*Available data:*
◇ ◇ ◇ ◇

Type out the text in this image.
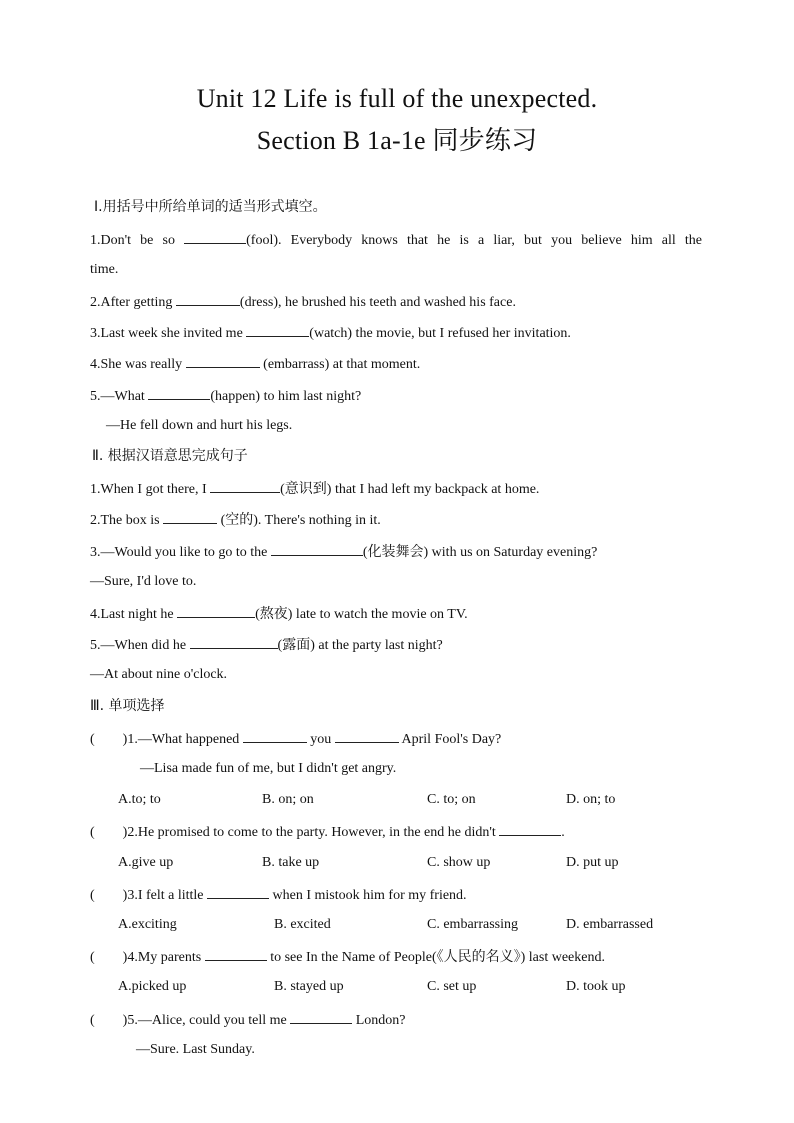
Unit 12 Life is full of the unexpected.
Section B 1a-1e 同步练习
Ⅰ.用括号中所给单词的适当形式填空。
1.Don't be so	(fool). Everybody knows that he is a liar, but you believe him all the
time.
2.After getting	(dress), he brushed his teeth and washed his face.
3.Last week she invited me	(watch) the movie, but I refused her invitation.
4.She was really	(embarrass) at that moment.
5.—What	(happen) to him last night?
—He fell down and hurt his legs.
Ⅱ. 根据汉语意思完成句子
1.When I got there, I	(意识到) that I had left my backpack at home.
2.The box is	(空的). There's nothing in it.
3.—Would you like to go to the	(化装舞会) with us on Saturday evening?
—Sure, I'd love to.
4.Last night he	(熬夜) late to watch the movie on TV.
5.—When did he	(露面) at the party last night?
—At about nine o'clock.
Ⅲ. 单项选择
(        )1.—What happened	you	April Fool's Day?
—Lisa made fun of me, but I didn't get angry.
A.to; to	B. on; on	C. to; on	D. on; to
(        )2.He promised to come to the party. However, in the end he didn't	.
A.give up	B. take up	C. show up	D. put up
(        )3.I felt a little	when I mistook him for my friend.
A.exciting	B. excited	C. embarrassing	D. embarrassed
(        )4.My parents	to see In the Name of People(《人民的名义》) last weekend.
A.picked up	B. stayed up	C. set up	D. took up
(        )5.—Alice, could you tell me	London?
—Sure. Last Sunday.
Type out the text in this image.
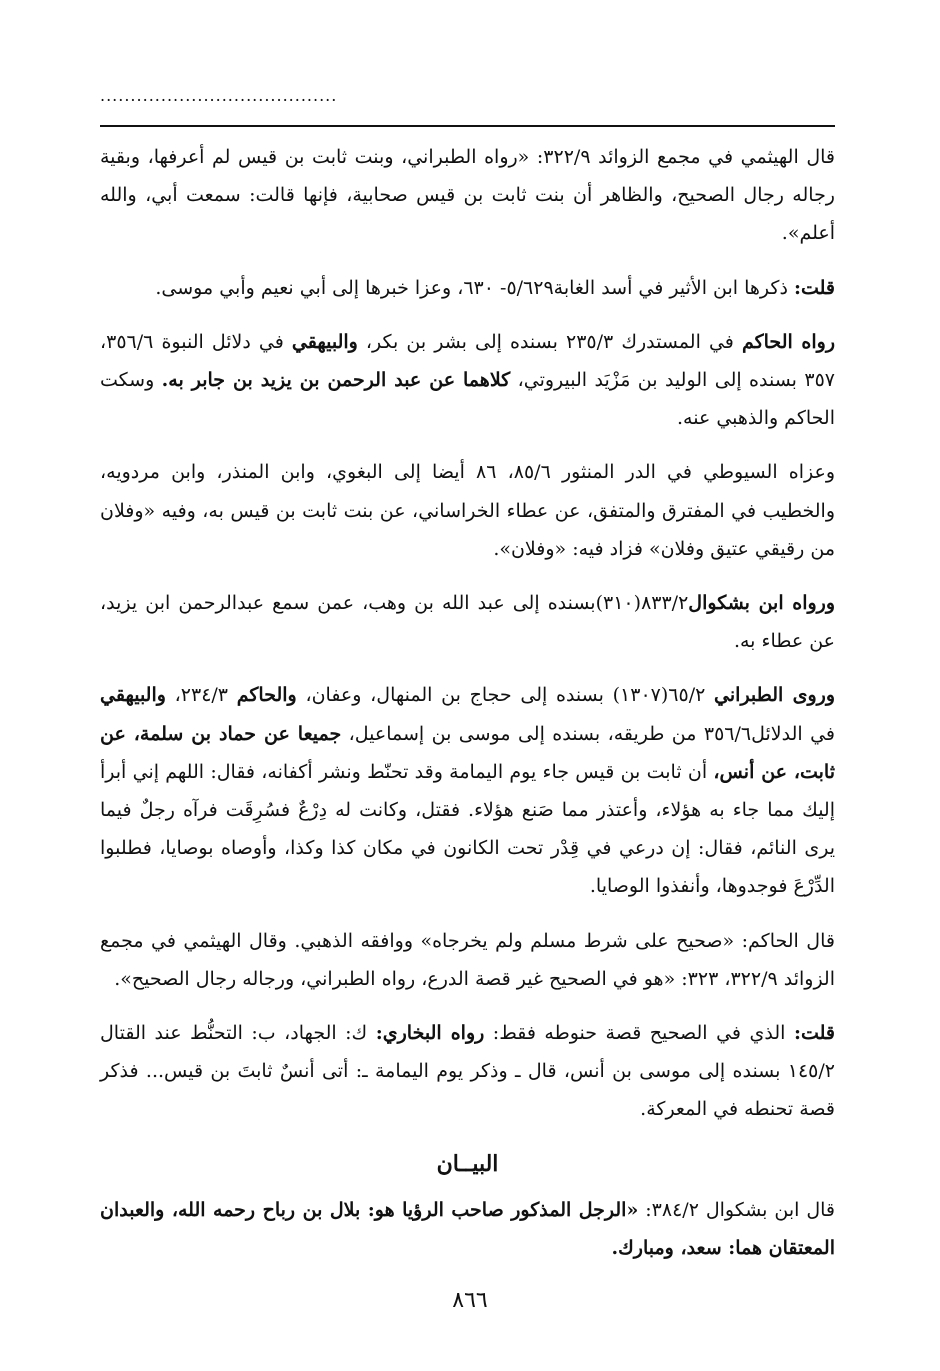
.......................................

قال الهيثمي في مجمع الزوائد ٣٢٢/٩: «رواه الطبراني، وبنت ثابت بن قيس لم أعرفها، وبقية رجاله رجال الصحيح، والظاهر أن بنت ثابت بن قيس صحابية، فإنها قالت: سمعت أبي، والله أعلم».

قلت: ذكرها ابن الأثير في أسد الغابة٥/٦٢٩- ٦٣٠، وعزا خبرها إلى أبي نعيم وأبي موسى.

رواه الحاكم في المستدرك ٢٣٥/٣ بسنده إلى بشر بن بكر، والبيهقي في دلائل النبوة ٣٥٦/٦، ٣٥٧ بسنده إلى الوليد بن مَزْيَد البيروتي، كلاهما عن عبد الرحمن بن يزيد بن جابر به. وسكت الحاكم والذهبي عنه.

وعزاه السيوطي في الدر المنثور ٨٥/٦، ٨٦ أيضا إلى البغوي، وابن المنذر، وابن مردويه، والخطيب في المفترق والمتفق، عن عطاء الخراساني، عن بنت ثابت بن قيس به، وفيه «وفلان من رقيقي عتيق وفلان» فزاد فيه: «وفلان».

ورواه ابن بشكوال٨٣٣/٢(٣١٠)بسنده إلى عبد الله بن وهب، عمن سمع عبدالرحمن ابن يزيد، عن عطاء به.

وروى الطبراني ٦٥/٢(١٣٠٧) بسنده إلى حجاج بن المنهال، وعفان، والحاكم ٢٣٤/٣، والبيهقي في الدلائل٣٥٦/٦ من طريقه، بسنده إلى موسى بن إسماعيل، جميعا عن حماد بن سلمة، عن ثابت، عن أنس، أن ثابت بن قيس جاء يوم اليمامة وقد تحنّط ونشر أكفانه، فقال: اللهم إني أبرأ إليك مما جاء به هؤلاء، وأعتذر مما صَنع هؤلاء. فقتل، وكانت له دِرْعٌ فسُرِقَت فرآه رجلٌ فيما يرى النائم، فقال: إن درعي في قِدْر تحت الكانون في مكان كذا وكذا، وأوصاه بوصايا، فطلبوا الدِّرْعَ فوجدوها، وأنفذوا الوصايا.

قال الحاكم: «صحيح على شرط مسلم ولم يخرجاه» ووافقه الذهبي. وقال الهيثمي في مجمع الزوائد ٣٢٢/٩، ٣٢٣: «هو في الصحيح غير قصة الدرع، رواه الطبراني، ورجاله رجال الصحيح».

قلت: الذي في الصحيح قصة حنوطه فقط: رواه البخاري: ك: الجهاد، ب: التحنُّط عند القتال ١٤٥/٢ بسنده إلى موسى بن أنس، قال ـ وذكر يوم اليمامة ـ: أتى أنسٌ ثابتَ بن قيس... فذكر قصة تحنطه في المعركة.

البيــان

قال ابن بشكوال ٣٨٤/٢: «الرجل المذكور صاحب الرؤيا هو: بلال بن رباح رحمه الله، والعبدان المعتقان هما: سعد، ومبارك.

٨٦٦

◇ ◇ ◇ ◇

Copy the listing over exactly, skipping the pictures it holds.

*Correct result:*
Type out the text in this image.
Unit 12 Life is full of the unexpected.
Section B 1a-1e 同步练习
Ⅰ.用括号中所给单词的适当形式填空。
1.Don't be so	(fool). Everybody knows that he is a liar, but you believe him all the
time.
2.After getting	(dress), he brushed his teeth and washed his face.
3.Last week she invited me	(watch) the movie, but I refused her invitation.
4.She was really	(embarrass) at that moment.
5.—What	(happen) to him last night?
—He fell down and hurt his legs.
Ⅱ. 根据汉语意思完成句子
1.When I got there, I	(意识到) that I had left my backpack at home.
2.The box is	(空的). There's nothing in it.
3.—Would you like to go to the	(化装舞会) with us on Saturday evening?
—Sure, I'd love to.
4.Last night he	(熬夜) late to watch the movie on TV.
5.—When did he	(露面) at the party last night?
—At about nine o'clock.
Ⅲ. 单项选择
(        )1.—What happened	you	April Fool's Day?
—Lisa made fun of me, but I didn't get angry.
A.to; to	B. on; on	C. to; on	D. on; to
(        )2.He promised to come to the party. However, in the end he didn't	.
A.give up	B. take up	C. show up	D. put up
(        )3.I felt a little	when I mistook him for my friend.
A.exciting	B. excited	C. embarrassing	D. embarrassed
(        )4.My parents	to see In the Name of People(《人民的名义》) last weekend.
A.picked up	B. stayed up	C. set up	D. took up
(        )5.—Alice, could you tell me	London?
—Sure. Last Sunday.
Type out the text in this image.
.......................................

قال الهيثمي في مجمع الزوائد ٣٢٢/٩: «رواه الطبراني، وبنت ثابت بن قيس لم أعرفها، وبقية رجاله رجال الصحيح، والظاهر أن بنت ثابت بن قيس صحابية، فإنها قالت: سمعت أبي، والله أعلم».

قلت: ذكرها ابن الأثير في أسد الغابة٥/٦٢٩- ٦٣٠، وعزا خبرها إلى أبي نعيم وأبي موسى.

رواه الحاكم في المستدرك ٢٣٥/٣ بسنده إلى بشر بن بكر، والبيهقي في دلائل النبوة ٣٥٦/٦، ٣٥٧ بسنده إلى الوليد بن مَزْيَد البيروتي، كلاهما عن عبد الرحمن بن يزيد بن جابر به. وسكت الحاكم والذهبي عنه.

وعزاه السيوطي في الدر المنثور ٨٥/٦، ٨٦ أيضا إلى البغوي، وابن المنذر، وابن مردويه، والخطيب في المفترق والمتفق، عن عطاء الخراساني، عن بنت ثابت بن قيس به، وفيه «وفلان من رقيقي عتيق وفلان» فزاد فيه: «وفلان».

ورواه ابن بشكوال٨٣٣/٢(٣١٠)بسنده إلى عبد الله بن وهب، عمن سمع عبدالرحمن ابن يزيد، عن عطاء به.

وروى الطبراني ٦٥/٢(١٣٠٧) بسنده إلى حجاج بن المنهال، وعفان، والحاكم ٢٣٤/٣، والبيهقي في الدلائل٣٥٦/٦ من طريقه، بسنده إلى موسى بن إسماعيل، جميعا عن حماد بن سلمة، عن ثابت، عن أنس، أن ثابت بن قيس جاء يوم اليمامة وقد تحنّط ونشر أكفانه، فقال: اللهم إني أبرأ إليك مما جاء به هؤلاء، وأعتذر مما صَنع هؤلاء. فقتل، وكانت له دِرْعٌ فسُرِقَت فرآه رجلٌ فيما يرى النائم، فقال: إن درعي في قِدْر تحت الكانون في مكان كذا وكذا، وأوصاه بوصايا، فطلبوا الدِّرْعَ فوجدوها، وأنفذوا الوصايا.

قال الحاكم: «صحيح على شرط مسلم ولم يخرجاه» ووافقه الذهبي. وقال الهيثمي في مجمع الزوائد ٣٢٢/٩، ٣٢٣: «هو في الصحيح غير قصة الدرع، رواه الطبراني، ورجاله رجال الصحيح».

قلت: الذي في الصحيح قصة حنوطه فقط: رواه البخاري: ك: الجهاد، ب: التحنُّط عند القتال ١٤٥/٢ بسنده إلى موسى بن أنس، قال ـ وذكر يوم اليمامة ـ: أتى أنسٌ ثابتَ بن قيس... فذكر قصة تحنطه في المعركة.

البيــان

قال ابن بشكوال ٣٨٤/٢: «الرجل المذكور صاحب الرؤيا هو: بلال بن رباح رحمه الله، والعبدان المعتقان هما: سعد، ومبارك.

٨٦٦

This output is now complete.